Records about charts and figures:
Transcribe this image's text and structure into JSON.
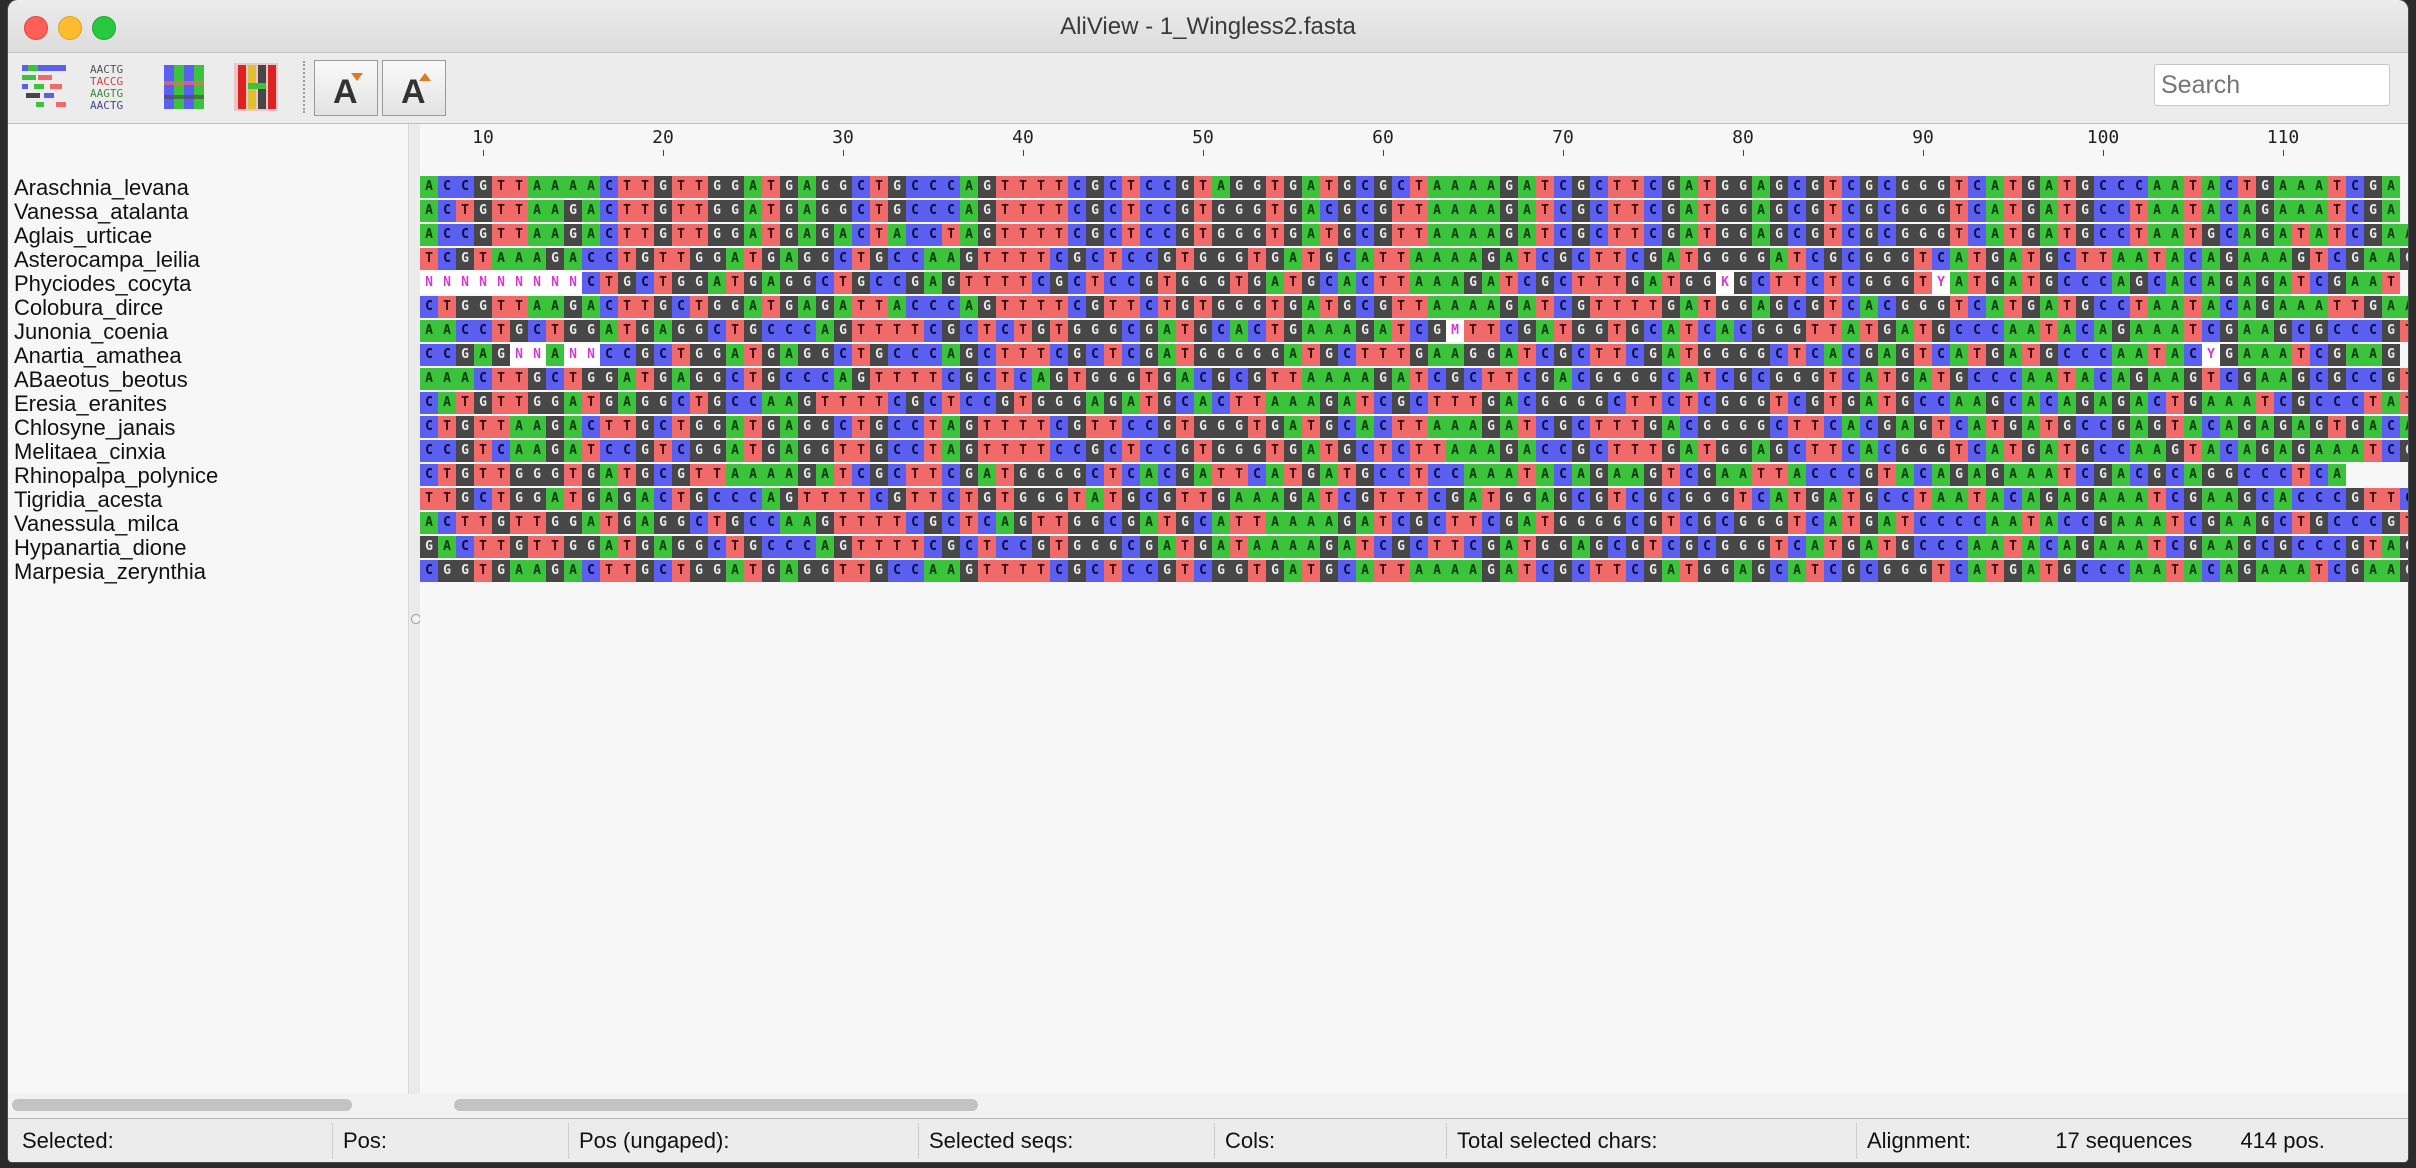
{
  "window": {
    "title": "AliView - 1_Wingless2.fasta"
  },
  "toolbar": {
    "icons": [
      "alignment-overview-icon",
      "text-alignment-icon",
      "color-blocks-icon",
      "highlight-consensus-icon"
    ],
    "font_buttons": [
      "decrease-font-size-icon",
      "increase-font-size-icon"
    ],
    "search_placeholder": "Search"
  },
  "ruler": {
    "labels": [
      "10",
      "20",
      "30",
      "40",
      "50",
      "60",
      "70",
      "80",
      "90",
      "100",
      "110"
    ]
  },
  "colors": {
    "A": "#3bc43b",
    "C": "#5a5ff0",
    "G": "#474747",
    "T": "#f16a6a",
    "ambiguous": "#ffffff"
  },
  "sequences": [
    {
      "name": "Araschnia_levana",
      "seq": "ACCGTTAAAACTTGTTGGATGAGGCTGCCCAGTTTTCGCTCCGTAGGTGATGCGCTAAAAGATCGCTTCGATGGAGCGTCGCGGGTCATGATGCCCAATACTGAAATCGA"
    },
    {
      "name": "Vanessa_atalanta",
      "seq": "ACTGTTAAGACTTGTTGGATGAGGCTGCCCAGTTTTCGCTCCGTGGGTGACGCGTTAAAAGATCGCTTCGATGGAGCGTCGCGGGTCATGATGCCTAATACAGAAATCGA"
    },
    {
      "name": "Aglais_urticae",
      "seq": "ACCGTTAAGACTTGTTGGATGAGACTACCTAGTTTTCGCTCCGTGGGTGATGCGTTAAAAGATCGCTTCGATGGAGCGTCGCGGGTCATGATGCCTAATGCAGATATCGAAA"
    },
    {
      "name": "Asterocampa_leilia",
      "seq": "TCGTAAAGACCTGTTGGATGAGGCTGCCAAGTTTTCGCTCCGTGGGTGATGCATTAAAAGATCGCTTCGATGGGGATCGCGGGTCATGATGCTTAATACAGAAAGTCGAAG"
    },
    {
      "name": "Phyciodes_cocyta",
      "seq": "NNNNNNNNNCTGCTGGATGAGGCTGCCGAGTTTTCGCTCCGTGGGTGATGCACTTAAAGATCGCTTTGATGGKGCTTCTCGGGTYATGATGCCCAGCACAGAGATCGAAT"
    },
    {
      "name": "Colobura_dirce",
      "seq": "CTGGTTAAGACTTGCTGGATGAGATTACCCAGTTTTCGTTCTGTGGGTGATGCGTTAAAAGATCGTTTTGATGGAGCGTCACGGGTCATGATGCCTAATACAGAAATTGAA"
    },
    {
      "name": "Junonia_coenia",
      "seq": "AACCTGCTGGATGAGGCTGCCCAGTTTTCGCTCTGTGGGCGATGCACTGAAAGATCGMTTCGATGGTGCATCACGGGTTATGATGCCCAATACAGAAATCGAAGCGCCCGT"
    },
    {
      "name": "Anartia_amathea",
      "seq": "CCGAGNNANNCCGCTGGATGAGGCTGCCCAGCTTTCGCTCGATGGGGGATGCTTTGAAGGATCGCTTCGATGGGGCTCACGAGTCATGATGCCCAATACYGAAATCGAAG"
    },
    {
      "name": "ABaeotus_beotus",
      "seq": "AAACTTGCTGGATGAGGCTGCCCAGTTTTCGCTCAGTGGGTGACGCGTTAAAAGATCGCTTCGACGGGGCATCGCGGGTCATGATGCCCAATACAGAAGTCGAAGCGCCGT"
    },
    {
      "name": "Eresia_eranites",
      "seq": "CATGTTGGATGAGGCTGCCAAGTTTTCGCTCCGTGGGAGATGCACTTAAAGATCGCTTTGACGGGGCTTCTCGGGTCGTGATGCCAAGCACAGAGACTGAAATCGCCCTAT"
    },
    {
      "name": "Chlosyne_janais",
      "seq": "CTGTTAAGACTTGCTGGATGAGGCTGCCTAGTTTTCGTTCCGTGGGTGATGCACTTAAAGATCGCTTTGACGGGGCTTCACGAGTCATGATGCCGAGTACAGAGAGTGACA"
    },
    {
      "name": "Melitaea_cinxia",
      "seq": "CCGTCAAGATCCGTCGGATGAGGTTGCCTAGTTTTCCGCTCCGTGGGTGATGCTCTTAAAGACCGCTTTGATGGAGCTTCACGGGTCATGATGCCAAGTACAGAGAAATCGA"
    },
    {
      "name": "Rhinopalpa_polynice",
      "seq": "CTGTTGGGTGATGCGTTAAAAGATCGCTTCGATGGGGCTCACGATTCATGATGCCTCCAAATACAGAAGTCGAATTACCCGTACAGAGAAATCGACGCAGGCCCTCA"
    },
    {
      "name": "Tigridia_acesta",
      "seq": "TTGCTGGATGAGACTGCCCAGTTTTCGTTCTGTGGGTATGCGTTGAAAGATCGTTTCGATGGAGCGTCGCGGGTCATGATGCCTAATACAGAGAAATCGAAGCACCCGTTCA"
    },
    {
      "name": "Vanessula_milca",
      "seq": "ACTTGTTGGATGAGGCTGCCAAGTTTTCGCTCAGTTGGCGATGCATTAAAAGATCGCTTCGATGGGGCGTCGCGGGTCATGATCCCCAATACCGAAATCGAAGCTGCCCGT"
    },
    {
      "name": "Hypanartia_dione",
      "seq": "GACTTGTTGGATGAGGCTGCCCAGTTTTCGCTCCGTGGGCGATGATAAAAGATCGCTTCGATGGAGCGTCGCGGGTCATGATGCCCAATACAGAAATCGAAGCGCCCGTAG"
    },
    {
      "name": "Marpesia_zerynthia",
      "seq": "CGGTGAAGACTTGCTGGATGAGGTTGCCAAGTTTTCGCTCCGTCGGTGATGCATTAAAAGATCGCTTCGATGGAGCATCGCGGGTCATGATGCCCAATACAGAAATCGAAG"
    }
  ],
  "status": {
    "selected_label": "Selected:",
    "pos_label": "Pos:",
    "pos_ungaped_label": "Pos (ungaped):",
    "selected_seqs_label": "Selected seqs:",
    "cols_label": "Cols:",
    "total_selected_label": "Total selected chars:",
    "alignment_label": "Alignment:",
    "sequences_count": "17 sequences",
    "positions_count": "414 pos."
  }
}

(Objective):
Write out the listing word for word, omitting the pictures it holds.

(The reply):
Transcribe this image's text and structure into JSON.
{
  "window": {
    "title": "AliView - 1_Wingless2.fasta"
  },
  "toolbar": {
    "icons": [
      "alignment-overview-icon",
      "text-alignment-icon",
      "color-blocks-icon",
      "highlight-consensus-icon"
    ],
    "font_buttons": [
      "decrease-font-size-icon",
      "increase-font-size-icon"
    ],
    "search_placeholder": "Search"
  },
  "ruler": {
    "labels": [
      "10",
      "20",
      "30",
      "40",
      "50",
      "60",
      "70",
      "80",
      "90",
      "100",
      "110"
    ]
  },
  "colors": {
    "A": "#3bc43b",
    "C": "#5a5ff0",
    "G": "#474747",
    "T": "#f16a6a",
    "ambiguous": "#ffffff"
  },
  "sequences": [
    {
      "name": "Araschnia_levana",
      "seq": "ACCGTTAAAACTTGTTGGATGAGGCTGCCCAGTTTTCGCTCCGTAGGTGATGCGCTAAAAGATCGCTTCGATGGAGCGTCGCGGGTCATGATGCCCAATACTGAAATCGA"
    },
    {
      "name": "Vanessa_atalanta",
      "seq": "ACTGTTAAGACTTGTTGGATGAGGCTGCCCAGTTTTCGCTCCGTGGGTGACGCGTTAAAAGATCGCTTCGATGGAGCGTCGCGGGTCATGATGCCTAATACAGAAATCGA"
    },
    {
      "name": "Aglais_urticae",
      "seq": "ACCGTTAAGACTTGTTGGATGAGACTACCTAGTTTTCGCTCCGTGGGTGATGCGTTAAAAGATCGCTTCGATGGAGCGTCGCGGGTCATGATGCCTAATGCAGATATCGAAA"
    },
    {
      "name": "Asterocampa_leilia",
      "seq": "TCGTAAAGACCTGTTGGATGAGGCTGCCAAGTTTTCGCTCCGTGGGTGATGCATTAAAAGATCGCTTCGATGGGGATCGCGGGTCATGATGCTTAATACAGAAAGTCGAAG"
    },
    {
      "name": "Phyciodes_cocyta",
      "seq": "NNNNNNNNNCTGCTGGATGAGGCTGCCGAGTTTTCGCTCCGTGGGTGATGCACTTAAAGATCGCTTTGATGGKGCTTCTCGGGTYATGATGCCCAGCACAGAGATCGAAT"
    },
    {
      "name": "Colobura_dirce",
      "seq": "CTGGTTAAGACTTGCTGGATGAGATTACCCAGTTTTCGTTCTGTGGGTGATGCGTTAAAAGATCGTTTTGATGGAGCGTCACGGGTCATGATGCCTAATACAGAAATTGAA"
    },
    {
      "name": "Junonia_coenia",
      "seq": "AACCTGCTGGATGAGGCTGCCCAGTTTTCGCTCTGTGGGCGATGCACTGAAAGATCGMTTCGATGGTGCATCACGGGTTATGATGCCCAATACAGAAATCGAAGCGCCCGT"
    },
    {
      "name": "Anartia_amathea",
      "seq": "CCGAGNNANNCCGCTGGATGAGGCTGCCCAGCTTTCGCTCGATGGGGGATGCTTTGAAGGATCGCTTCGATGGGGCTCACGAGTCATGATGCCCAATACYGAAATCGAAG"
    },
    {
      "name": "ABaeotus_beotus",
      "seq": "AAACTTGCTGGATGAGGCTGCCCAGTTTTCGCTCAGTGGGTGACGCGTTAAAAGATCGCTTCGACGGGGCATCGCGGGTCATGATGCCCAATACAGAAGTCGAAGCGCCGT"
    },
    {
      "name": "Eresia_eranites",
      "seq": "CATGTTGGATGAGGCTGCCAAGTTTTCGCTCCGTGGGAGATGCACTTAAAGATCGCTTTGACGGGGCTTCTCGGGTCGTGATGCCAAGCACAGAGACTGAAATCGCCCTAT"
    },
    {
      "name": "Chlosyne_janais",
      "seq": "CTGTTAAGACTTGCTGGATGAGGCTGCCTAGTTTTCGTTCCGTGGGTGATGCACTTAAAGATCGCTTTGACGGGGCTTCACGAGTCATGATGCCGAGTACAGAGAGTGACA"
    },
    {
      "name": "Melitaea_cinxia",
      "seq": "CCGTCAAGATCCGTCGGATGAGGTTGCCTAGTTTTCCGCTCCGTGGGTGATGCTCTTAAAGACCGCTTTGATGGAGCTTCACGGGTCATGATGCCAAGTACAGAGAAATCGA"
    },
    {
      "name": "Rhinopalpa_polynice",
      "seq": "CTGTTGGGTGATGCGTTAAAAGATCGCTTCGATGGGGCTCACGATTCATGATGCCTCCAAATACAGAAGTCGAATTACCCGTACAGAGAAATCGACGCAGGCCCTCA"
    },
    {
      "name": "Tigridia_acesta",
      "seq": "TTGCTGGATGAGACTGCCCAGTTTTCGTTCTGTGGGTATGCGTTGAAAGATCGTTTCGATGGAGCGTCGCGGGTCATGATGCCTAATACAGAGAAATCGAAGCACCCGTTCA"
    },
    {
      "name": "Vanessula_milca",
      "seq": "ACTTGTTGGATGAGGCTGCCAAGTTTTCGCTCAGTTGGCGATGCATTAAAAGATCGCTTCGATGGGGCGTCGCGGGTCATGATCCCCAATACCGAAATCGAAGCTGCCCGT"
    },
    {
      "name": "Hypanartia_dione",
      "seq": "GACTTGTTGGATGAGGCTGCCCAGTTTTCGCTCCGTGGGCGATGATAAAAGATCGCTTCGATGGAGCGTCGCGGGTCATGATGCCCAATACAGAAATCGAAGCGCCCGTAG"
    },
    {
      "name": "Marpesia_zerynthia",
      "seq": "CGGTGAAGACTTGCTGGATGAGGTTGCCAAGTTTTCGCTCCGTCGGTGATGCATTAAAAGATCGCTTCGATGGAGCATCGCGGGTCATGATGCCCAATACAGAAATCGAAG"
    }
  ],
  "status": {
    "selected_label": "Selected:",
    "pos_label": "Pos:",
    "pos_ungaped_label": "Pos (ungaped):",
    "selected_seqs_label": "Selected seqs:",
    "cols_label": "Cols:",
    "total_selected_label": "Total selected chars:",
    "alignment_label": "Alignment:",
    "sequences_count": "17 sequences",
    "positions_count": "414 pos."
  }
}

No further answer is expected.